Raw records
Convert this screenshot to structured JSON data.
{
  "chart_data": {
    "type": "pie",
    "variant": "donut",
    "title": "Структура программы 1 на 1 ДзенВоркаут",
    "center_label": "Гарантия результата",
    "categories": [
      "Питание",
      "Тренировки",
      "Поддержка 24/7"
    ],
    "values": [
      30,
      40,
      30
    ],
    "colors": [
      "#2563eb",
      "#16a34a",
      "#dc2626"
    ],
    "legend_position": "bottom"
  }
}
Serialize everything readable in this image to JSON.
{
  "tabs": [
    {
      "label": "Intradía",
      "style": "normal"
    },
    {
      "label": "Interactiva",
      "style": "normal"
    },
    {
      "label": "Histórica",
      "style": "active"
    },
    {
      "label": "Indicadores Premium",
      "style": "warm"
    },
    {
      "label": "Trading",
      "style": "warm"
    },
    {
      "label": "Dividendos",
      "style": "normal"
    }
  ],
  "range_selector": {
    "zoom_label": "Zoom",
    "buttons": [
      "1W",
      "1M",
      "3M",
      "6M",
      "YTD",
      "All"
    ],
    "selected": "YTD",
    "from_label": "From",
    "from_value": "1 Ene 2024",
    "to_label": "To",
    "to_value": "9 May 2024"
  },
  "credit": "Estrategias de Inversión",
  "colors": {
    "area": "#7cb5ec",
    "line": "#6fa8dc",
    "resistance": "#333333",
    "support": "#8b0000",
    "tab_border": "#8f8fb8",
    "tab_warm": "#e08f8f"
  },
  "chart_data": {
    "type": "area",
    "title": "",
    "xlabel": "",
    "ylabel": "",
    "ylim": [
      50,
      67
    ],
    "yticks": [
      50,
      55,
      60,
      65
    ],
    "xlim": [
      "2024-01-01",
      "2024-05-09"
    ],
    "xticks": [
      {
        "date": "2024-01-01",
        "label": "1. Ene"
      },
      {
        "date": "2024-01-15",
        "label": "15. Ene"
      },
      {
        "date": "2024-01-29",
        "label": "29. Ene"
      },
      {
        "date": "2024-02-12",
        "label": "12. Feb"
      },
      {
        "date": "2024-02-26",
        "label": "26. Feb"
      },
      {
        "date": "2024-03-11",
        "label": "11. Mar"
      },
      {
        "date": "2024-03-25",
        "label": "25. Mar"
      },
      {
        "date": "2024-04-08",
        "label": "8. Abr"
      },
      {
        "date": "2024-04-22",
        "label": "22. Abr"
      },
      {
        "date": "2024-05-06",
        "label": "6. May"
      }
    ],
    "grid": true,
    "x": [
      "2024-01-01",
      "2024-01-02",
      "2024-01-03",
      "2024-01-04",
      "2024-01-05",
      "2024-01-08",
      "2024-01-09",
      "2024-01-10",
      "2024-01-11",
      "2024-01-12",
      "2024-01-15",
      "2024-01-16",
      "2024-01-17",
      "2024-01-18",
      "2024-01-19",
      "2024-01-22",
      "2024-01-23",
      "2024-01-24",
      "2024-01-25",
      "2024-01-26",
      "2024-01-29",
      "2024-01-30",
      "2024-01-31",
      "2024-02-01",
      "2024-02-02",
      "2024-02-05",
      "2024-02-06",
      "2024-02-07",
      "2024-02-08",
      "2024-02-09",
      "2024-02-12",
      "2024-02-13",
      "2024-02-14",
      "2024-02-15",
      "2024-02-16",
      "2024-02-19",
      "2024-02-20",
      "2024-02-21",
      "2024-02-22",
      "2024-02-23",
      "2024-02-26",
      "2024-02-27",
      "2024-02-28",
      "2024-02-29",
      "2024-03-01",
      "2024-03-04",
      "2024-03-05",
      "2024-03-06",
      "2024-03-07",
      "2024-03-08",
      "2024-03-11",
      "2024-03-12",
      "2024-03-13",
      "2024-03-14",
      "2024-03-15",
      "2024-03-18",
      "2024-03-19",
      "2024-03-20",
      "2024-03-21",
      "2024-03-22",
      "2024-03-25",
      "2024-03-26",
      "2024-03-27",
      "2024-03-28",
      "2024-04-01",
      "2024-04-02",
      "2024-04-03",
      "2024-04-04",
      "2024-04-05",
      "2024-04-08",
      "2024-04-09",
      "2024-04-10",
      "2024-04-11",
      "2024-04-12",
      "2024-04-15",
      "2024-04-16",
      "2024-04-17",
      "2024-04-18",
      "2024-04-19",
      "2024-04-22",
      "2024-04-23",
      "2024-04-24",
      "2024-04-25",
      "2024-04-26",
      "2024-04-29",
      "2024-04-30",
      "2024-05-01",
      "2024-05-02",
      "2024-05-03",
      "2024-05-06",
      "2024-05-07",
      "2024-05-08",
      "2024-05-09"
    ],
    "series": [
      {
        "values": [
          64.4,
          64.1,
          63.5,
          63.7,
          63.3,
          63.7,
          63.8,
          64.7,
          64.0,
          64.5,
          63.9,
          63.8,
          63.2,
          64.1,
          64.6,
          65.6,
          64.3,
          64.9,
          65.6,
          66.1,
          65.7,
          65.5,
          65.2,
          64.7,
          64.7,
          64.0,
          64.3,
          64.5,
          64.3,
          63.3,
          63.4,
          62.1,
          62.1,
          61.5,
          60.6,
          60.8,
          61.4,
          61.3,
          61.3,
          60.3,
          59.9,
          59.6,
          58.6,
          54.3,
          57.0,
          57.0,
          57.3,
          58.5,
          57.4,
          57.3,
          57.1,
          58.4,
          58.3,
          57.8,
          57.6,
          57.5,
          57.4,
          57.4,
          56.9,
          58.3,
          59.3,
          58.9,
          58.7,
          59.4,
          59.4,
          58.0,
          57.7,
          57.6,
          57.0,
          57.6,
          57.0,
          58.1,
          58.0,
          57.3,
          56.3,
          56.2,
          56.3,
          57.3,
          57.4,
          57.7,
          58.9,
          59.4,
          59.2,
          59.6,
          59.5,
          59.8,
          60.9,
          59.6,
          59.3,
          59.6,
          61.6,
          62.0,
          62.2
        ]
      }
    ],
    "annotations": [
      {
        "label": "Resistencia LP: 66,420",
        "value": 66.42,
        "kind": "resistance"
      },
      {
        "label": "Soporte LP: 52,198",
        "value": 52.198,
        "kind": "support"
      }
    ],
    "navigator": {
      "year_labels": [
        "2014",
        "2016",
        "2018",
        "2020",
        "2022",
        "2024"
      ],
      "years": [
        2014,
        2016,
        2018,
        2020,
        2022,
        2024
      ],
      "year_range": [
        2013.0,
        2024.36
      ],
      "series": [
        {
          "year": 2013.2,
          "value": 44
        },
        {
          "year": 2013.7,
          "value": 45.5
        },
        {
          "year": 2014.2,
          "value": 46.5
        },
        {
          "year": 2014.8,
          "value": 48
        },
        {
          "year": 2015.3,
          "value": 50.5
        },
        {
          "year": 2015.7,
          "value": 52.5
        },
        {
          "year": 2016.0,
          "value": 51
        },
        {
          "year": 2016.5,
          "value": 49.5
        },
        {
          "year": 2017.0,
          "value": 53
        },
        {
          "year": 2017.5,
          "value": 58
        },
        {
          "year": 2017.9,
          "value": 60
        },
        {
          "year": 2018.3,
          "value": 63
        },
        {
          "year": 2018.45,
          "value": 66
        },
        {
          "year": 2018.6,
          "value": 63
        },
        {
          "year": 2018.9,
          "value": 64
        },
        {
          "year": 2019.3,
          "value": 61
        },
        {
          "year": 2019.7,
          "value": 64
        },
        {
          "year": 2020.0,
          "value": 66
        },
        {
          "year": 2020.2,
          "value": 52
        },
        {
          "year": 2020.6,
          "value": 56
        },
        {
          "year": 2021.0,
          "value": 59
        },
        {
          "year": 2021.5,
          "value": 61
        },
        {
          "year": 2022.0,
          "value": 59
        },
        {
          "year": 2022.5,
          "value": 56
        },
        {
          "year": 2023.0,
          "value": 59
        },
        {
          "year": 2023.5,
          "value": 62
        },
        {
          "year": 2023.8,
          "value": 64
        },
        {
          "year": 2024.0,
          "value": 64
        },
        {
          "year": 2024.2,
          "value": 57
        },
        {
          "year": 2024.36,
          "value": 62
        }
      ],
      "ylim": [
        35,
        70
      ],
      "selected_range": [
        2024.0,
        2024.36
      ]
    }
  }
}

PROBLEM REQUIREMENTS> Return all lines with the word "this" in them.

CORRECT ANSWER>
Convert this screenshot to structured JSON data.
Serialize everything readable in this image to JSON.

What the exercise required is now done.